DATA ROWS:

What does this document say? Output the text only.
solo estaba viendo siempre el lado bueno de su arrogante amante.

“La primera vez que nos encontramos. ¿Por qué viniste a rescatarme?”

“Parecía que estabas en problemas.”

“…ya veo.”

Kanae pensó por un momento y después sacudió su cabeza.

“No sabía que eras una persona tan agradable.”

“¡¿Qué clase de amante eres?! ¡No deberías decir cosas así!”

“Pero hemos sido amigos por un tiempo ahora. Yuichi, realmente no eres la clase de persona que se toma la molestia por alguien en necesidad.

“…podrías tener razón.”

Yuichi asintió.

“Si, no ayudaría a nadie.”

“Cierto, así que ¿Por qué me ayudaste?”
==
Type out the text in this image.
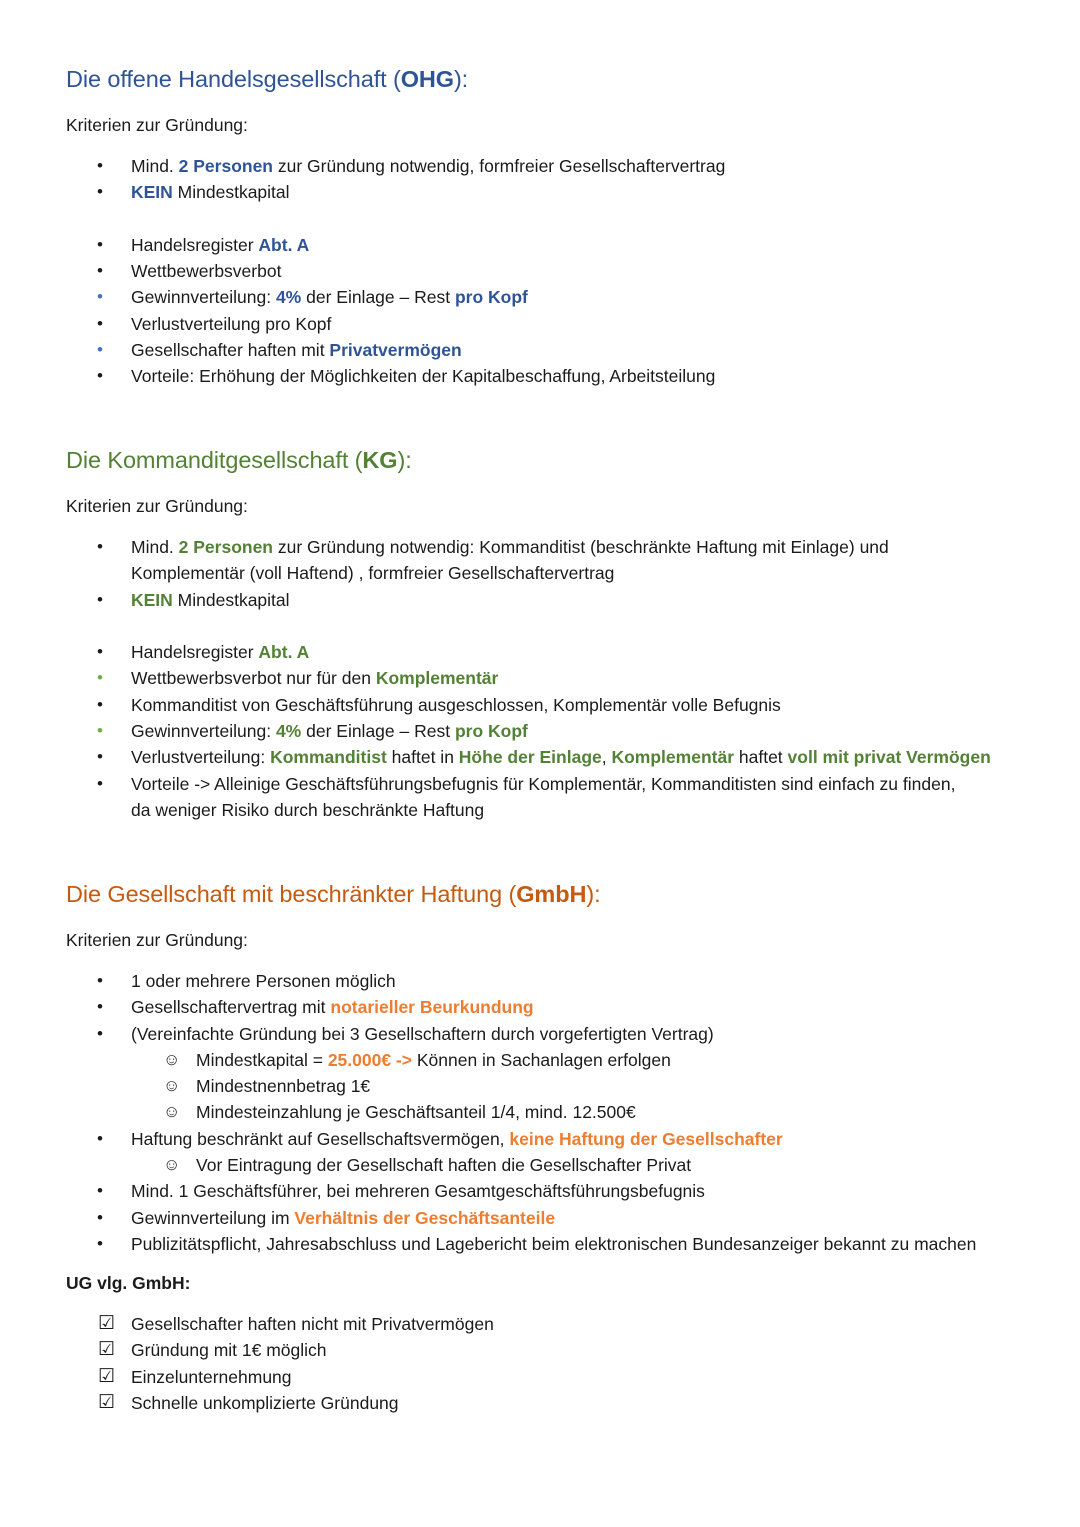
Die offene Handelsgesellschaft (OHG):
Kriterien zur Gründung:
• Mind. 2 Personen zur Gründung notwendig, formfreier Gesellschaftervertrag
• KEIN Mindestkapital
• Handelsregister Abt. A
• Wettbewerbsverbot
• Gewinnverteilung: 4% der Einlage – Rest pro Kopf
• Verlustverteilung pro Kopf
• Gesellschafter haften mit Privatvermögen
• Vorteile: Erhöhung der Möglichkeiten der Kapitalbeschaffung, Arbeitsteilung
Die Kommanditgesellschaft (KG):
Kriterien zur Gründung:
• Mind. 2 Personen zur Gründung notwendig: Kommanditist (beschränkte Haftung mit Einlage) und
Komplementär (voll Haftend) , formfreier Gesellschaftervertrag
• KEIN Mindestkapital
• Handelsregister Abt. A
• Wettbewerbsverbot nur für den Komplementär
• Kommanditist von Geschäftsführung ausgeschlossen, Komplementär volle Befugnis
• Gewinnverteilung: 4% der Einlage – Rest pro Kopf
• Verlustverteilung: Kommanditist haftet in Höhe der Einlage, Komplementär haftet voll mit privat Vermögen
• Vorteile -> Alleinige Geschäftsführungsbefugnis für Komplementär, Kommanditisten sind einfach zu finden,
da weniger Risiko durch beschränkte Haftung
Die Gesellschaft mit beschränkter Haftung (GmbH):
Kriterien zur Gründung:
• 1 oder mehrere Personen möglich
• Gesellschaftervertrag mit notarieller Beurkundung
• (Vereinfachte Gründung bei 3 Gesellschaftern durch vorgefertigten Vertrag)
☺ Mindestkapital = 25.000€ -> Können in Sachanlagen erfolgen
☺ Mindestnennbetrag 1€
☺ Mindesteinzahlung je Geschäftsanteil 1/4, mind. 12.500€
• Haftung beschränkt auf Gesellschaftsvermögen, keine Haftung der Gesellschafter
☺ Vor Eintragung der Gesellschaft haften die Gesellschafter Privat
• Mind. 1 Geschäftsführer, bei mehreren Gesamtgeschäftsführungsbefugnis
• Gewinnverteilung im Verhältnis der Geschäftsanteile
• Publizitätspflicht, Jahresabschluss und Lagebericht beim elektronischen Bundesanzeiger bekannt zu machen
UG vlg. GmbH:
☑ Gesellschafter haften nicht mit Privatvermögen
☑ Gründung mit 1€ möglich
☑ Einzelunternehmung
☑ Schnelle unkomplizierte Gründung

DIRECTIVE:
Copy every line of the listing containing the string "Yuichi".

EXPECTED ANSWER:
“Pero hemos sido amigos por un tiempo ahora. Yuichi, realmente no eres la clase de persona que se toma la molestia por alguien en necesidad.
Yuichi asintió.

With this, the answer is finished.